Exercise
Provide an exact reproduction of every entry.

☆ ☆ ☆ ☆ ☆ ☆ ☆

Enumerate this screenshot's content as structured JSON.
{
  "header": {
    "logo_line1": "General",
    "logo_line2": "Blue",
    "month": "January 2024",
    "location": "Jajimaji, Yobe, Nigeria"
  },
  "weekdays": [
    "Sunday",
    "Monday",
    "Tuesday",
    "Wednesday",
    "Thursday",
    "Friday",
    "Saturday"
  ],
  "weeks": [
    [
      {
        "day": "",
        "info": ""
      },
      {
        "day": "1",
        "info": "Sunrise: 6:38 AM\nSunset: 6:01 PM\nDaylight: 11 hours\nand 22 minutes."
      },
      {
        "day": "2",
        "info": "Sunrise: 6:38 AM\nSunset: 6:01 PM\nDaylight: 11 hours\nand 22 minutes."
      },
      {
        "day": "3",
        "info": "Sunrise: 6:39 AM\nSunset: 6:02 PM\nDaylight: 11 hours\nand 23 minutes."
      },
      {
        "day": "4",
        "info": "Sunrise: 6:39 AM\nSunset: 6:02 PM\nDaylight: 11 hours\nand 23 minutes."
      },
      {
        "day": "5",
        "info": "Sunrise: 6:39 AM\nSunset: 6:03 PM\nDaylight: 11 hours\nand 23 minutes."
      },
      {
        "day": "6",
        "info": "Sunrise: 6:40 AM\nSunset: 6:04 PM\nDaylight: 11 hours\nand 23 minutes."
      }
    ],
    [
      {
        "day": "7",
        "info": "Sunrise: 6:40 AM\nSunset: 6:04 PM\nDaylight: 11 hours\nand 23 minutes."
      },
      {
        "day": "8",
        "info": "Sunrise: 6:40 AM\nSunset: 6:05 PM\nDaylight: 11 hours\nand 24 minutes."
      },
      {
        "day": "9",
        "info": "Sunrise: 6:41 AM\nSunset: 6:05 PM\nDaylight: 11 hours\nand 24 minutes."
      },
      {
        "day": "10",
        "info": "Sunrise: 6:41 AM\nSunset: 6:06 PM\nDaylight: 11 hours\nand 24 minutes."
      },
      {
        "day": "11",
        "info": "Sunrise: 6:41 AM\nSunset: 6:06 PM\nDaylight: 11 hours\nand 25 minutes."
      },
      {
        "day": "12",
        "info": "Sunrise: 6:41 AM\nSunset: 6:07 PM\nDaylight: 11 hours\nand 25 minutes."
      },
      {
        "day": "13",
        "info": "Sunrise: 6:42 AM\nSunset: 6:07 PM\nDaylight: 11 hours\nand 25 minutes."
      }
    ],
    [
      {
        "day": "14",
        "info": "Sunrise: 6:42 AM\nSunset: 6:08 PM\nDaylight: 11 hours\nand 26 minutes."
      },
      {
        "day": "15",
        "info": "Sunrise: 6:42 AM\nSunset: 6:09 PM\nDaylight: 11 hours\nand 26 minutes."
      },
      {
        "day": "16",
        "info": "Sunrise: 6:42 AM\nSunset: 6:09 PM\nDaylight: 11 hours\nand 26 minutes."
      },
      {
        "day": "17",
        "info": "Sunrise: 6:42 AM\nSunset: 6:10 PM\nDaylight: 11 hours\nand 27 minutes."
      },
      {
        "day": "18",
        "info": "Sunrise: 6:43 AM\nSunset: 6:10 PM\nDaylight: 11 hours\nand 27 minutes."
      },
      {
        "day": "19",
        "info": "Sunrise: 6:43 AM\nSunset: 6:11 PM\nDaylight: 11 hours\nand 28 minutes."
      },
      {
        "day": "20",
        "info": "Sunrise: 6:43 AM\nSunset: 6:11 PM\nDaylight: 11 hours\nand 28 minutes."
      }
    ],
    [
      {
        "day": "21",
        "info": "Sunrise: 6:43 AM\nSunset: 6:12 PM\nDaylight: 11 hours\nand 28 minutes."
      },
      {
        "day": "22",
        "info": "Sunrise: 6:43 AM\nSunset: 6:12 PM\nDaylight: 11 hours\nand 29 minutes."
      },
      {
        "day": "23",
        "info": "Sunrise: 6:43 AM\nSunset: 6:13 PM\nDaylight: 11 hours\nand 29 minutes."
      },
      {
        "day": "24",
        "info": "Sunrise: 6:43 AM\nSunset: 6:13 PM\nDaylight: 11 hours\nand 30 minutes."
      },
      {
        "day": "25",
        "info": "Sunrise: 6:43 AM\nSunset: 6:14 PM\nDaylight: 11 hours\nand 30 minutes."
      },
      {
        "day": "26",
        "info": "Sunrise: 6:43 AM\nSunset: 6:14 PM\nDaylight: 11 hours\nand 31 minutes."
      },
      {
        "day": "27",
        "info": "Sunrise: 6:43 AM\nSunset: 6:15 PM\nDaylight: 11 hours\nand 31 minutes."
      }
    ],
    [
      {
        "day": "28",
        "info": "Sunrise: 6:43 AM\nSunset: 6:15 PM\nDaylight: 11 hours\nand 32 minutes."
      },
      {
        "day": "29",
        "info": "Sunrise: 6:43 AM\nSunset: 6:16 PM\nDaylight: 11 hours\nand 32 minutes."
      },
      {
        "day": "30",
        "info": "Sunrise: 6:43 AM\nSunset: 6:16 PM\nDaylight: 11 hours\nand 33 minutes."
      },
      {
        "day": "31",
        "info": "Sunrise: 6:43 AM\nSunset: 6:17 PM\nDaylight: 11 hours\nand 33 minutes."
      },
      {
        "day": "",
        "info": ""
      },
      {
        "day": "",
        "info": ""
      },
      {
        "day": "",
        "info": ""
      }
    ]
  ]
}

☆ ☆ ☆ ☆ ☆ ☆ ☆

Answer to the problem
Enumerate this screenshot's content as structured JSON.
{
  "header": {
    "logo_line1": "General",
    "logo_line2": "Blue",
    "month": "January 2024",
    "location": "Jajimaji, Yobe, Nigeria"
  },
  "weekdays": [
    "Sunday",
    "Monday",
    "Tuesday",
    "Wednesday",
    "Thursday",
    "Friday",
    "Saturday"
  ],
  "weeks": [
    [
      {
        "day": "",
        "info": ""
      },
      {
        "day": "1",
        "info": "Sunrise: 6:38 AM\nSunset: 6:01 PM\nDaylight: 11 hours\nand 22 minutes."
      },
      {
        "day": "2",
        "info": "Sunrise: 6:38 AM\nSunset: 6:01 PM\nDaylight: 11 hours\nand 22 minutes."
      },
      {
        "day": "3",
        "info": "Sunrise: 6:39 AM\nSunset: 6:02 PM\nDaylight: 11 hours\nand 23 minutes."
      },
      {
        "day": "4",
        "info": "Sunrise: 6:39 AM\nSunset: 6:02 PM\nDaylight: 11 hours\nand 23 minutes."
      },
      {
        "day": "5",
        "info": "Sunrise: 6:39 AM\nSunset: 6:03 PM\nDaylight: 11 hours\nand 23 minutes."
      },
      {
        "day": "6",
        "info": "Sunrise: 6:40 AM\nSunset: 6:04 PM\nDaylight: 11 hours\nand 23 minutes."
      }
    ],
    [
      {
        "day": "7",
        "info": "Sunrise: 6:40 AM\nSunset: 6:04 PM\nDaylight: 11 hours\nand 23 minutes."
      },
      {
        "day": "8",
        "info": "Sunrise: 6:40 AM\nSunset: 6:05 PM\nDaylight: 11 hours\nand 24 minutes."
      },
      {
        "day": "9",
        "info": "Sunrise: 6:41 AM\nSunset: 6:05 PM\nDaylight: 11 hours\nand 24 minutes."
      },
      {
        "day": "10",
        "info": "Sunrise: 6:41 AM\nSunset: 6:06 PM\nDaylight: 11 hours\nand 24 minutes."
      },
      {
        "day": "11",
        "info": "Sunrise: 6:41 AM\nSunset: 6:06 PM\nDaylight: 11 hours\nand 25 minutes."
      },
      {
        "day": "12",
        "info": "Sunrise: 6:41 AM\nSunset: 6:07 PM\nDaylight: 11 hours\nand 25 minutes."
      },
      {
        "day": "13",
        "info": "Sunrise: 6:42 AM\nSunset: 6:07 PM\nDaylight: 11 hours\nand 25 minutes."
      }
    ],
    [
      {
        "day": "14",
        "info": "Sunrise: 6:42 AM\nSunset: 6:08 PM\nDaylight: 11 hours\nand 26 minutes."
      },
      {
        "day": "15",
        "info": "Sunrise: 6:42 AM\nSunset: 6:09 PM\nDaylight: 11 hours\nand 26 minutes."
      },
      {
        "day": "16",
        "info": "Sunrise: 6:42 AM\nSunset: 6:09 PM\nDaylight: 11 hours\nand 26 minutes."
      },
      {
        "day": "17",
        "info": "Sunrise: 6:42 AM\nSunset: 6:10 PM\nDaylight: 11 hours\nand 27 minutes."
      },
      {
        "day": "18",
        "info": "Sunrise: 6:43 AM\nSunset: 6:10 PM\nDaylight: 11 hours\nand 27 minutes."
      },
      {
        "day": "19",
        "info": "Sunrise: 6:43 AM\nSunset: 6:11 PM\nDaylight: 11 hours\nand 28 minutes."
      },
      {
        "day": "20",
        "info": "Sunrise: 6:43 AM\nSunset: 6:11 PM\nDaylight: 11 hours\nand 28 minutes."
      }
    ],
    [
      {
        "day": "21",
        "info": "Sunrise: 6:43 AM\nSunset: 6:12 PM\nDaylight: 11 hours\nand 28 minutes."
      },
      {
        "day": "22",
        "info": "Sunrise: 6:43 AM\nSunset: 6:12 PM\nDaylight: 11 hours\nand 29 minutes."
      },
      {
        "day": "23",
        "info": "Sunrise: 6:43 AM\nSunset: 6:13 PM\nDaylight: 11 hours\nand 29 minutes."
      },
      {
        "day": "24",
        "info": "Sunrise: 6:43 AM\nSunset: 6:13 PM\nDaylight: 11 hours\nand 30 minutes."
      },
      {
        "day": "25",
        "info": "Sunrise: 6:43 AM\nSunset: 6:14 PM\nDaylight: 11 hours\nand 30 minutes."
      },
      {
        "day": "26",
        "info": "Sunrise: 6:43 AM\nSunset: 6:14 PM\nDaylight: 11 hours\nand 31 minutes."
      },
      {
        "day": "27",
        "info": "Sunrise: 6:43 AM\nSunset: 6:15 PM\nDaylight: 11 hours\nand 31 minutes."
      }
    ],
    [
      {
        "day": "28",
        "info": "Sunrise: 6:43 AM\nSunset: 6:15 PM\nDaylight: 11 hours\nand 32 minutes."
      },
      {
        "day": "29",
        "info": "Sunrise: 6:43 AM\nSunset: 6:16 PM\nDaylight: 11 hours\nand 32 minutes."
      },
      {
        "day": "30",
        "info": "Sunrise: 6:43 AM\nSunset: 6:16 PM\nDaylight: 11 hours\nand 33 minutes."
      },
      {
        "day": "31",
        "info": "Sunrise: 6:43 AM\nSunset: 6:17 PM\nDaylight: 11 hours\nand 33 minutes."
      },
      {
        "day": "",
        "info": ""
      },
      {
        "day": "",
        "info": ""
      },
      {
        "day": "",
        "info": ""
      }
    ]
  ]
}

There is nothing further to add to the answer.